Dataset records
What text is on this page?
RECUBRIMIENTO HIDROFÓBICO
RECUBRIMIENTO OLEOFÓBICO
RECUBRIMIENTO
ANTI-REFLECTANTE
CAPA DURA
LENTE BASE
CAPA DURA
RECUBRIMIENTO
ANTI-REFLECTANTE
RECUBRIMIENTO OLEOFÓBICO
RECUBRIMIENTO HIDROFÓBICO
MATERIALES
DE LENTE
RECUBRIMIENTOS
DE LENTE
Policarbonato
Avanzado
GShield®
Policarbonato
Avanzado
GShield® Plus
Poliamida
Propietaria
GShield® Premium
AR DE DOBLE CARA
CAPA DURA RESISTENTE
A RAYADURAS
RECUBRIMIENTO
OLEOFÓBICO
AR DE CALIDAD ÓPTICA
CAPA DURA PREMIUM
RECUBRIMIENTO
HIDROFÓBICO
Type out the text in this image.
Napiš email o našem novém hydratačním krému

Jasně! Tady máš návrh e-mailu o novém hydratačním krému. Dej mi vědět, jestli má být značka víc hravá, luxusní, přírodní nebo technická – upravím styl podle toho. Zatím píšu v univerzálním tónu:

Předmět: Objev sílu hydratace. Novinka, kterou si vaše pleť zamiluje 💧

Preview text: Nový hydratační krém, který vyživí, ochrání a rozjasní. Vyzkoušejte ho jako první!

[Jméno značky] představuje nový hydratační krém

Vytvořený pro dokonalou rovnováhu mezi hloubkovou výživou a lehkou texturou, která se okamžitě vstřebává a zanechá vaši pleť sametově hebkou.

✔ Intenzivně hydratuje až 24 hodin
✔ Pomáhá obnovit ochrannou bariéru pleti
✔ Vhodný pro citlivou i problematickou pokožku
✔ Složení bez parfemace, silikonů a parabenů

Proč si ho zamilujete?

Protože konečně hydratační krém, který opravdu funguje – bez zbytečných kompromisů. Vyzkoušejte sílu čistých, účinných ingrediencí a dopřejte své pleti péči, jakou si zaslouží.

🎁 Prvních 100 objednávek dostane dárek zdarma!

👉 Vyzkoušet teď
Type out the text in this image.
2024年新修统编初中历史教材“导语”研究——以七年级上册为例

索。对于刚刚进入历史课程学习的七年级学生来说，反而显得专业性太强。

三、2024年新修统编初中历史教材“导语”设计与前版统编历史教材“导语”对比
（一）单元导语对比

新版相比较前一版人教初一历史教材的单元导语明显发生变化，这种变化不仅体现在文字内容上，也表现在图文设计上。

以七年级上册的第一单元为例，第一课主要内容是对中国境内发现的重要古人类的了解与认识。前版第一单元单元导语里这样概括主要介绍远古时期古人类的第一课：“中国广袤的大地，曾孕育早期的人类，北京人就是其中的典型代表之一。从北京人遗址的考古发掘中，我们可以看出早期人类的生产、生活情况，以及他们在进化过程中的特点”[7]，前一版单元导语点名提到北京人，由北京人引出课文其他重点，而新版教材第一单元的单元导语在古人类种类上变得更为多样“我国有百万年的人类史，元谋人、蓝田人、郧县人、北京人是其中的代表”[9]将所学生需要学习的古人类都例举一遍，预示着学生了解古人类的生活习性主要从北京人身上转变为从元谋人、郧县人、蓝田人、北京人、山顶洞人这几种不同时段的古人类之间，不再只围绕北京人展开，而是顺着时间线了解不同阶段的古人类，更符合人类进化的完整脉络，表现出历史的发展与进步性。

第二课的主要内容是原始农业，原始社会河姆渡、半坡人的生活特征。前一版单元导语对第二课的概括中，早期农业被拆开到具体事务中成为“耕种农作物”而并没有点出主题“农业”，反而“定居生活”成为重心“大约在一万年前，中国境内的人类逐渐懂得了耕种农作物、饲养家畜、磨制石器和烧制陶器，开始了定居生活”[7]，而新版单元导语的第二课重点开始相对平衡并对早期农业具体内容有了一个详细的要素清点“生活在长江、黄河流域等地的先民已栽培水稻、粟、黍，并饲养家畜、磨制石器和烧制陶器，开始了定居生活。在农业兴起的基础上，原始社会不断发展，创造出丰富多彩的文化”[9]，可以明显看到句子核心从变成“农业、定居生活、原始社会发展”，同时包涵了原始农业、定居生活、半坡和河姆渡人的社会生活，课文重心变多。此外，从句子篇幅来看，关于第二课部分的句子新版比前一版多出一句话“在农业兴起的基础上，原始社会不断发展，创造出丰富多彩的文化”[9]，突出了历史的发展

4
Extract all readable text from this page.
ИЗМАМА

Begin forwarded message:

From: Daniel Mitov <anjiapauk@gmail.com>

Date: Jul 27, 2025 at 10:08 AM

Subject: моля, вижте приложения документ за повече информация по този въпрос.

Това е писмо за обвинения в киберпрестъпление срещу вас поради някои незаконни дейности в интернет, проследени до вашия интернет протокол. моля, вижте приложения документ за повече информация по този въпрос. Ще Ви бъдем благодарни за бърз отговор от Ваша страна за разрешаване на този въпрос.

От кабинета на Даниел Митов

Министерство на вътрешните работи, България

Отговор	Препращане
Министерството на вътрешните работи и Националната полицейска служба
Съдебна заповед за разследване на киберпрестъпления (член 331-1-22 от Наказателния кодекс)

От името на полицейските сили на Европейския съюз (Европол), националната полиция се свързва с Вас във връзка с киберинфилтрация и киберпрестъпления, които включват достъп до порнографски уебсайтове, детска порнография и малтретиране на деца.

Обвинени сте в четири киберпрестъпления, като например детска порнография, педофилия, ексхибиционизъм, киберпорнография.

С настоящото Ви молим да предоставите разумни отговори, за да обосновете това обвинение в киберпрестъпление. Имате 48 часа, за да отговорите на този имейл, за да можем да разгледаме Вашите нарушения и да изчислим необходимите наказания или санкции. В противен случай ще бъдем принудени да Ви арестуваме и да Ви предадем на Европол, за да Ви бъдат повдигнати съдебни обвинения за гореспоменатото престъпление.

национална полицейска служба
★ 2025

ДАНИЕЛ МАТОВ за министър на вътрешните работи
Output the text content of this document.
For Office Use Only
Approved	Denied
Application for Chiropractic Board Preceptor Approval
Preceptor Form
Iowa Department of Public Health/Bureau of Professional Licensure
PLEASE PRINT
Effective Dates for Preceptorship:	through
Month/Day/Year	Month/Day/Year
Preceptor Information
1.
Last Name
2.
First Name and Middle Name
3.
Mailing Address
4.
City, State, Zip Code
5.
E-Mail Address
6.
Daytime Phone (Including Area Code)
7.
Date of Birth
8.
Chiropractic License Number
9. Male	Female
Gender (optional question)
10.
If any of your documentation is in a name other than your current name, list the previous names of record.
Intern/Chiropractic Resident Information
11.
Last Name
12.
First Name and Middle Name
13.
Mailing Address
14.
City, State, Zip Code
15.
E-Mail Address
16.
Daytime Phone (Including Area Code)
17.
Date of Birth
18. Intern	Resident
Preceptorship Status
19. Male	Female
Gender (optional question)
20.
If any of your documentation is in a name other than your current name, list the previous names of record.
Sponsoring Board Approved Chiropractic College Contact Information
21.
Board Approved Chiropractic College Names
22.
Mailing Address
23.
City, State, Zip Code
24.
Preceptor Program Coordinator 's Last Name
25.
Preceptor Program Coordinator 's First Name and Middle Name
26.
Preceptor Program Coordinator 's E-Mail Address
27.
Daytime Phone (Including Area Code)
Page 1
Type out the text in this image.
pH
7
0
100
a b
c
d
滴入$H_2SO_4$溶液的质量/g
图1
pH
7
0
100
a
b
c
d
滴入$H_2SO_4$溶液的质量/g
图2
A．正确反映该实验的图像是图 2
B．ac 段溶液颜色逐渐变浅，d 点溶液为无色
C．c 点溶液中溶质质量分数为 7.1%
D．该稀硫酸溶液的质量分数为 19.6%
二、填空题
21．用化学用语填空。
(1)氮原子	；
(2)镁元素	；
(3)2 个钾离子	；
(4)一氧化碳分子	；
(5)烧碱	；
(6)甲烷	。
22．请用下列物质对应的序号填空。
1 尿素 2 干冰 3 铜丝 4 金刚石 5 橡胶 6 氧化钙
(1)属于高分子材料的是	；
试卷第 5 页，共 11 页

■ **Prompt**
Copy every line of the records above that holds the word "киберпрестъпления".

■ **Full solution**
Съдебна заповед за разследване на киберпрестъпления (член 331-1-22 от Наказателния кодекс)
От името на полицейските сили на Европейския съюз (Европол), националната полиция се свързва с Вас във връзка с киберинфилтрация и киберпрестъпления, които включват достъп до порнографски уебсайтове, детска порнография и малтретиране на деца.
Обвинени сте в четири киберпрестъпления, като например детска порнография, педофилия, ексхибиционизъм, киберпорнография.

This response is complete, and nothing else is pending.